*What you have to do:*
Pull out every line of the records that contains the string "much". Case counts.

*Data provided:*

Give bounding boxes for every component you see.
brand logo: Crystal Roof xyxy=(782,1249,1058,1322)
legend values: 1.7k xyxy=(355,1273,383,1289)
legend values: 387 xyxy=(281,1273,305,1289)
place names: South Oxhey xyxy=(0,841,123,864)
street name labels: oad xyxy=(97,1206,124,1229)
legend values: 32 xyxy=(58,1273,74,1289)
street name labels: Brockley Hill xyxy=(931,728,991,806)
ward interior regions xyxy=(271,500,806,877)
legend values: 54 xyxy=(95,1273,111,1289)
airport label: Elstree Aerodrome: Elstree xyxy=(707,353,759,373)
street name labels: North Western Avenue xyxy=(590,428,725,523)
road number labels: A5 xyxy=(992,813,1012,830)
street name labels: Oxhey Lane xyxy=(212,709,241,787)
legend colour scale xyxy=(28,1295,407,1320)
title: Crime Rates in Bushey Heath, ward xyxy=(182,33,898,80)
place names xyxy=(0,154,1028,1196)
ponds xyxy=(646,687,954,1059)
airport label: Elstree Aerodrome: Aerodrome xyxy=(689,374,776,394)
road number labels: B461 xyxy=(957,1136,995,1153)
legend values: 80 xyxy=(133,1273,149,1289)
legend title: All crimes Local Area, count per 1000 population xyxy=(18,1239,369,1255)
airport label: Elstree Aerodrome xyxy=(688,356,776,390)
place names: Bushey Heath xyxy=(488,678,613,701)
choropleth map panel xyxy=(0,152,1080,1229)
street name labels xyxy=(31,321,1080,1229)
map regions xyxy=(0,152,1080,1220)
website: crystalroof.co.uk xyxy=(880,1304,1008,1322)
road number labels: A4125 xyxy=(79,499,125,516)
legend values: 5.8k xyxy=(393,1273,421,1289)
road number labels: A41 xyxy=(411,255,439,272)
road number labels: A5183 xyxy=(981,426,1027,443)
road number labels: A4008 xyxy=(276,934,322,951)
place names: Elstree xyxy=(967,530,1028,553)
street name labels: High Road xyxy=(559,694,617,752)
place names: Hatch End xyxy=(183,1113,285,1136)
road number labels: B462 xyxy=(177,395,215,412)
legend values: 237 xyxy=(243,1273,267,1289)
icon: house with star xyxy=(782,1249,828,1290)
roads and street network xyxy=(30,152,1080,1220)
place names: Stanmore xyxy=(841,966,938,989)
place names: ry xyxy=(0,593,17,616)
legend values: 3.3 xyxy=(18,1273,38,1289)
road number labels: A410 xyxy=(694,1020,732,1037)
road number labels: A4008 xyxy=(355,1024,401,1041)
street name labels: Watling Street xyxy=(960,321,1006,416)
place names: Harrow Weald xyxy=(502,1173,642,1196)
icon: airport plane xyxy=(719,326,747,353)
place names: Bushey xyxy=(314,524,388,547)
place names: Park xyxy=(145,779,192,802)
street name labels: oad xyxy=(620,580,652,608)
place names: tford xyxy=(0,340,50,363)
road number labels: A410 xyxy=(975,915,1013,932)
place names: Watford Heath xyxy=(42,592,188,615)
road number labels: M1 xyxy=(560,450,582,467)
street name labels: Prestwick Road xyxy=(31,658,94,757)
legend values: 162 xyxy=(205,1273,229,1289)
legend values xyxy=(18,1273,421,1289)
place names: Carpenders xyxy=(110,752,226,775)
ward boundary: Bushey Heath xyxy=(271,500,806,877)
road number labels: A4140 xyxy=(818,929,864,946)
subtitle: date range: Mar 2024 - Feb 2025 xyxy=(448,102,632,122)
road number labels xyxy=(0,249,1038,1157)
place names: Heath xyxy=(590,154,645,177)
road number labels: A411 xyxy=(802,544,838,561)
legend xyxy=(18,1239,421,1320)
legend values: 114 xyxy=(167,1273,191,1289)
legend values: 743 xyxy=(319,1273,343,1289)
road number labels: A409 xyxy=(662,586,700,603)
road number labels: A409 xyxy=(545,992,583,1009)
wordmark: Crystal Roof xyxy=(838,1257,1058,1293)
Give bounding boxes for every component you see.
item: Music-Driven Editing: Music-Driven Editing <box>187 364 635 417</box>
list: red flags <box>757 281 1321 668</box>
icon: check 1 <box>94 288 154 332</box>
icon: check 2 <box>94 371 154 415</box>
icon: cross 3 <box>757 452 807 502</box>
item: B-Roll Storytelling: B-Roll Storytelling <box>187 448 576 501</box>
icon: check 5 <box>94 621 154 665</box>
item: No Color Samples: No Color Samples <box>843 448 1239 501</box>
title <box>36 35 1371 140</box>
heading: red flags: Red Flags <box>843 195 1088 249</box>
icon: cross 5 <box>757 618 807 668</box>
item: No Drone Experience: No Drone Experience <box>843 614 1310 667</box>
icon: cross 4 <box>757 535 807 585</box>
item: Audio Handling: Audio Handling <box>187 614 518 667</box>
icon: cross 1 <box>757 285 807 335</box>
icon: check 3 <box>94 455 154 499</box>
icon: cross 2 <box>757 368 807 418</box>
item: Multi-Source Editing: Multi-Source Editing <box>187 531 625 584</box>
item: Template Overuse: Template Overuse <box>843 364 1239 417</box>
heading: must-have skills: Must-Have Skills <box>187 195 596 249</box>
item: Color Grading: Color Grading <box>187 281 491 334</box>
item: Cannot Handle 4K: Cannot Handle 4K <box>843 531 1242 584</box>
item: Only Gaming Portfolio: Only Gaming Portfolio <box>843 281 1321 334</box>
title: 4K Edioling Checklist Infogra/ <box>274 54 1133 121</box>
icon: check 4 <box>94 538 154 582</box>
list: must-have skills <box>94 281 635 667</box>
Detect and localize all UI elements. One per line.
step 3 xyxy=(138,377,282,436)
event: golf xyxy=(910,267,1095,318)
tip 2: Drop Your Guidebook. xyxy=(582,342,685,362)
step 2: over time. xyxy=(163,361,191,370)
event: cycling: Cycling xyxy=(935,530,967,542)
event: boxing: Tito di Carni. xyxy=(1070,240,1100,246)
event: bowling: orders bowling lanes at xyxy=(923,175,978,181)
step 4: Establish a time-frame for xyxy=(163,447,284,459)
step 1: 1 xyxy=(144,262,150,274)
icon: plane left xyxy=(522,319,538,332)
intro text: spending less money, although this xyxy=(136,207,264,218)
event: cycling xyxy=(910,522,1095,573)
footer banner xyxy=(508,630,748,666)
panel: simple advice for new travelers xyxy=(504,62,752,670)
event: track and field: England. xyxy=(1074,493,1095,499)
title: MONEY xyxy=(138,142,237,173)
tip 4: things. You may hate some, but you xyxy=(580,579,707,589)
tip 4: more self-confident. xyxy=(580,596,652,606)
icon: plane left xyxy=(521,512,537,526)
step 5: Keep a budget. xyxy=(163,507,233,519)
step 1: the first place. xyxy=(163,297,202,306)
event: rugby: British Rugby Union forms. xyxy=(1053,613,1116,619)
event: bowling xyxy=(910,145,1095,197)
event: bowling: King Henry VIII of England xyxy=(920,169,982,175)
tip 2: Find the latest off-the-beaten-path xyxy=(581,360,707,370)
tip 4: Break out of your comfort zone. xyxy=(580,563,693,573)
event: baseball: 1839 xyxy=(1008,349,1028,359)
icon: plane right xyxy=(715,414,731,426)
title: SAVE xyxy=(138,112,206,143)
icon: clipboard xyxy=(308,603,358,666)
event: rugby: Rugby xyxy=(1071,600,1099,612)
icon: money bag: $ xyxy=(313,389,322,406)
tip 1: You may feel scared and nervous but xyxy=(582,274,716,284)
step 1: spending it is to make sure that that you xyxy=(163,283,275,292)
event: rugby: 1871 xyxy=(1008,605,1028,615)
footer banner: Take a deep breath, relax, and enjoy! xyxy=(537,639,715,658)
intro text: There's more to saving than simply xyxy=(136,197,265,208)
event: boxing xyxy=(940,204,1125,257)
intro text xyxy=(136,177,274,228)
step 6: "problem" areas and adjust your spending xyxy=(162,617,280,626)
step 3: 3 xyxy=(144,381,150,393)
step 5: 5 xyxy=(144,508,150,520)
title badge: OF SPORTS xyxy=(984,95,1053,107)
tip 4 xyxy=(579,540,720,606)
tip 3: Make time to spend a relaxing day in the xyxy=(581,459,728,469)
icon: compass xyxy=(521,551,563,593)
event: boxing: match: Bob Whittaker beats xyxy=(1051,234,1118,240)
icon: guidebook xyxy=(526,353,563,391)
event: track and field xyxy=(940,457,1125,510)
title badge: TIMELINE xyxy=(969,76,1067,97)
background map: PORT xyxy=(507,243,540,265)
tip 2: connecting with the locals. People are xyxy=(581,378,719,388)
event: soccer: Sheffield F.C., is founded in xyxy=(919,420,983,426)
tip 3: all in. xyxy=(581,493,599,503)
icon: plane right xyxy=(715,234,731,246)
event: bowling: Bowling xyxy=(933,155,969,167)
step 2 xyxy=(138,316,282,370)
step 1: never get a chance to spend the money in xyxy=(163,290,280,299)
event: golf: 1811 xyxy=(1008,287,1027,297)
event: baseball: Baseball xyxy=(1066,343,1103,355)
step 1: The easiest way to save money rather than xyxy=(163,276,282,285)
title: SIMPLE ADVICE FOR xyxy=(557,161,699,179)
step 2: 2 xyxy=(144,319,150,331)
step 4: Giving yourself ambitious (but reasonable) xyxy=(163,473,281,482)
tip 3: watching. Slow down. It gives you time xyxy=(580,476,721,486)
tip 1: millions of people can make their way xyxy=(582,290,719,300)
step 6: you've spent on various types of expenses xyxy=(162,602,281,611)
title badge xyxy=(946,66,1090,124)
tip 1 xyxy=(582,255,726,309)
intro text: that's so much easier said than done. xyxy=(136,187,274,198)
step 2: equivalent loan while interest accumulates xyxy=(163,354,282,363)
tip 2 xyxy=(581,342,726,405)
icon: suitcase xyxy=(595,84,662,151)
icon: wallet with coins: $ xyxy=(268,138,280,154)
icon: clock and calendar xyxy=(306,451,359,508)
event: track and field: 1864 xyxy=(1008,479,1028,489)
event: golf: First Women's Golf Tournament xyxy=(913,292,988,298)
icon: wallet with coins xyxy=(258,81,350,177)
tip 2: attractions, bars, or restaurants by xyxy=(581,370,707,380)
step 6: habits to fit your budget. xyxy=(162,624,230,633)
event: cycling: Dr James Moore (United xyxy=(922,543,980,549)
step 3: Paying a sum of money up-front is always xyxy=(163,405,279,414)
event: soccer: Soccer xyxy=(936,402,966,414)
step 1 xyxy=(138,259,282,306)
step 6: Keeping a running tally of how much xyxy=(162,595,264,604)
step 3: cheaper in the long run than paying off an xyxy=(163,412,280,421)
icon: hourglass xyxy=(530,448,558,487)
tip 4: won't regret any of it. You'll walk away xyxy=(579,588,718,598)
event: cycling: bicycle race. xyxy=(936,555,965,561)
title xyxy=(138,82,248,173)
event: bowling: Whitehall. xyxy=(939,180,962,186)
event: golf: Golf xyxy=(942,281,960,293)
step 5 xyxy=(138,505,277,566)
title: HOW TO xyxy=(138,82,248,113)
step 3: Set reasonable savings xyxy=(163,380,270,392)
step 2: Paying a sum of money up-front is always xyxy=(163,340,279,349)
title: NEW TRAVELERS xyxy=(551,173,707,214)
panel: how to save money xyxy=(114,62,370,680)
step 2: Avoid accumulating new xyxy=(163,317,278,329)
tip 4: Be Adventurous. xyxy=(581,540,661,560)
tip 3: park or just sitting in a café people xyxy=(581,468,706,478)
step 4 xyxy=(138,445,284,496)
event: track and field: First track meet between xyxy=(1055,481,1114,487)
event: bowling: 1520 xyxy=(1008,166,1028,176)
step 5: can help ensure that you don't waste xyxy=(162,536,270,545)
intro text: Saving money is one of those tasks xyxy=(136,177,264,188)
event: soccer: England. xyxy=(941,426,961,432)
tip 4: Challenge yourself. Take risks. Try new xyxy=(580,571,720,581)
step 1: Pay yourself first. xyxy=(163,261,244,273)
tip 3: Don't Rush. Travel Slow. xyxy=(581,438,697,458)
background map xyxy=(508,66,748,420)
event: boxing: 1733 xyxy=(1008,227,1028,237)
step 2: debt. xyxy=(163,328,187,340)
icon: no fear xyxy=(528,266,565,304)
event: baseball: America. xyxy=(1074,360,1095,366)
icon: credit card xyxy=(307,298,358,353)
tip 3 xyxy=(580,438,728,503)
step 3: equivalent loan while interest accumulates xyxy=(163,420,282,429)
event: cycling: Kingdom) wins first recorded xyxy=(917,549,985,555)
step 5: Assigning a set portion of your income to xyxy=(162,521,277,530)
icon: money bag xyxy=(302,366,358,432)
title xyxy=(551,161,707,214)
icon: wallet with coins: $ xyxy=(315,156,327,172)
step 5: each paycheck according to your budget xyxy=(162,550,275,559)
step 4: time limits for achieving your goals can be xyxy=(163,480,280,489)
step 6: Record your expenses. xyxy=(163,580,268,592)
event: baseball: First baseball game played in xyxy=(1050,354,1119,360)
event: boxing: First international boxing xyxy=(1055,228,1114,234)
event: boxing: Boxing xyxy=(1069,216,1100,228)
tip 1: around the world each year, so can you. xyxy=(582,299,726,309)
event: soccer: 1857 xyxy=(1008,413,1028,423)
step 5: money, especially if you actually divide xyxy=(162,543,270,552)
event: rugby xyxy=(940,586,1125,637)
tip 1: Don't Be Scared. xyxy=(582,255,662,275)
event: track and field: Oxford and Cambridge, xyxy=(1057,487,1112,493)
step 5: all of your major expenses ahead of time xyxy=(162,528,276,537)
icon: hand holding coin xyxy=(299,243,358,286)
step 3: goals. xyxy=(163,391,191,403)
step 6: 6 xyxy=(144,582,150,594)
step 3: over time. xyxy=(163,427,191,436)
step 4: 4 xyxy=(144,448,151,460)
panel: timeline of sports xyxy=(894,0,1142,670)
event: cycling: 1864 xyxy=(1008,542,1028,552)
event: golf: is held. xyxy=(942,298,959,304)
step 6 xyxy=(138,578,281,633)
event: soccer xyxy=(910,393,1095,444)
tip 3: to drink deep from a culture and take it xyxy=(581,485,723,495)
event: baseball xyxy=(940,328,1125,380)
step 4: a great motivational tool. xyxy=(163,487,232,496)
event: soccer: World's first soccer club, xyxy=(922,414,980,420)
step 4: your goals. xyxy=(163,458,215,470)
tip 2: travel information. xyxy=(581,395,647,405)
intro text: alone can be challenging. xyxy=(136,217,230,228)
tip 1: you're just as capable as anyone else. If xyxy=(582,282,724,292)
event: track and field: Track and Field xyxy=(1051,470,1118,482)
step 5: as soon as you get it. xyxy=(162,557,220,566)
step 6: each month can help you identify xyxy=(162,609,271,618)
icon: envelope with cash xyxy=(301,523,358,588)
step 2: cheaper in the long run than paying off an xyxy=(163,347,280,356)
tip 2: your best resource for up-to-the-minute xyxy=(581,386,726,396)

*Reply to the exercise:*
intro text: that's so much easier said than done. xyxy=(136,187,274,198)
step 6: Keeping a running tally of how much xyxy=(162,595,264,604)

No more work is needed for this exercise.